>> Begin Given records
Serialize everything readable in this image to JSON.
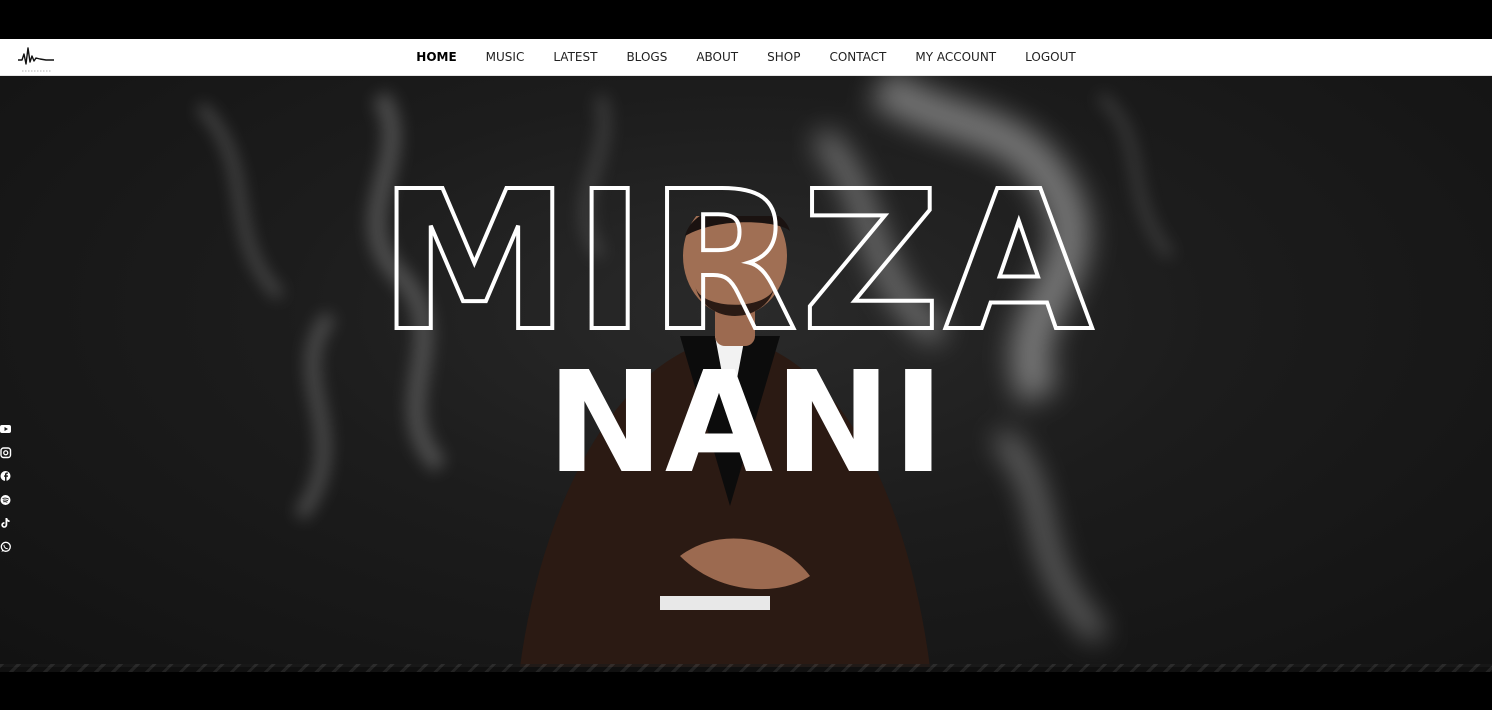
{
  "nav": {
    "items": [
      {
        "label": "HOME",
        "active": true
      },
      {
        "label": "MUSIC",
        "active": false
      },
      {
        "label": "LATEST",
        "active": false
      },
      {
        "label": "BLOGS",
        "active": false
      },
      {
        "label": "ABOUT",
        "active": false
      },
      {
        "label": "SHOP",
        "active": false
      },
      {
        "label": "CONTACT",
        "active": false
      },
      {
        "label": "MY ACCOUNT",
        "active": false
      },
      {
        "label": "LOGOUT",
        "active": false
      }
    ]
  },
  "logo": {
    "icon": "soundwave-logo-icon"
  },
  "hero": {
    "title_outline": "MIRZA",
    "title_solid": "NANI"
  },
  "social": {
    "icons": [
      "youtube-icon",
      "instagram-icon",
      "facebook-icon",
      "spotify-icon",
      "tiktok-icon",
      "whatsapp-icon"
    ]
  },
  "colors": {
    "nav_bg": "#ffffff",
    "hero_bg": "#1c1c1c",
    "text_light": "#ffffff",
    "text_dark": "#222222"
  }
}
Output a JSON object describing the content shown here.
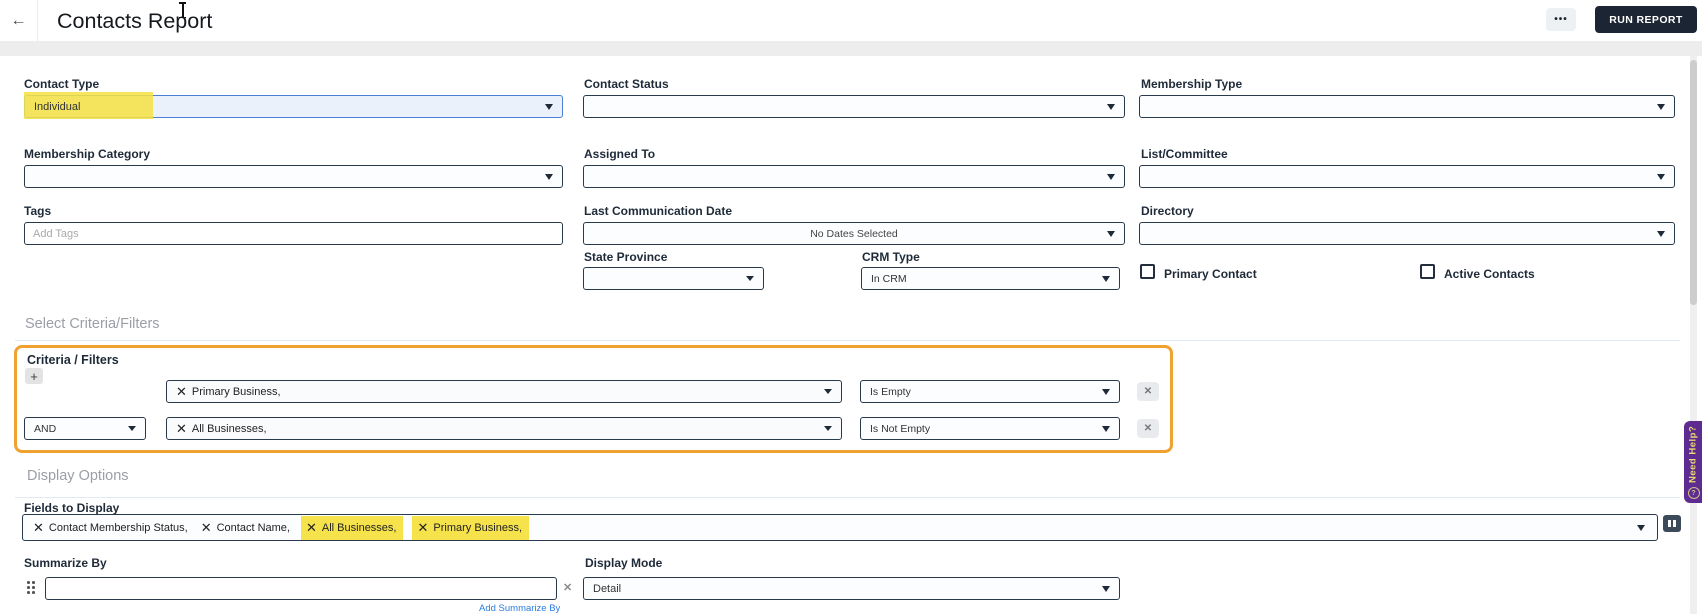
>> End Given records
» Prompt:
Transcribe each entry above exactly, apart from the pictures.

» Worked answer:
Serialize everything readable in this image to JSON.
{
  "nav": {
    "items": [
      {
        "label": "HOME",
        "active": true
      },
      {
        "label": "MUSIC",
        "active": false
      },
      {
        "label": "LATEST",
        "active": false
      },
      {
        "label": "BLOGS",
        "active": false
      },
      {
        "label": "ABOUT",
        "active": false
      },
      {
        "label": "SHOP",
        "active": false
      },
      {
        "label": "CONTACT",
        "active": false
      },
      {
        "label": "MY ACCOUNT",
        "active": false
      },
      {
        "label": "LOGOUT",
        "active": false
      }
    ]
  },
  "logo": {
    "icon": "soundwave-logo-icon"
  },
  "hero": {
    "title_outline": "MIRZA",
    "title_solid": "NANI"
  },
  "social": {
    "icons": [
      "youtube-icon",
      "instagram-icon",
      "facebook-icon",
      "spotify-icon",
      "tiktok-icon",
      "whatsapp-icon"
    ]
  },
  "colors": {
    "nav_bg": "#ffffff",
    "hero_bg": "#1c1c1c",
    "text_light": "#ffffff",
    "text_dark": "#222222"
  }
}
Output a JSON object describing the content shown here.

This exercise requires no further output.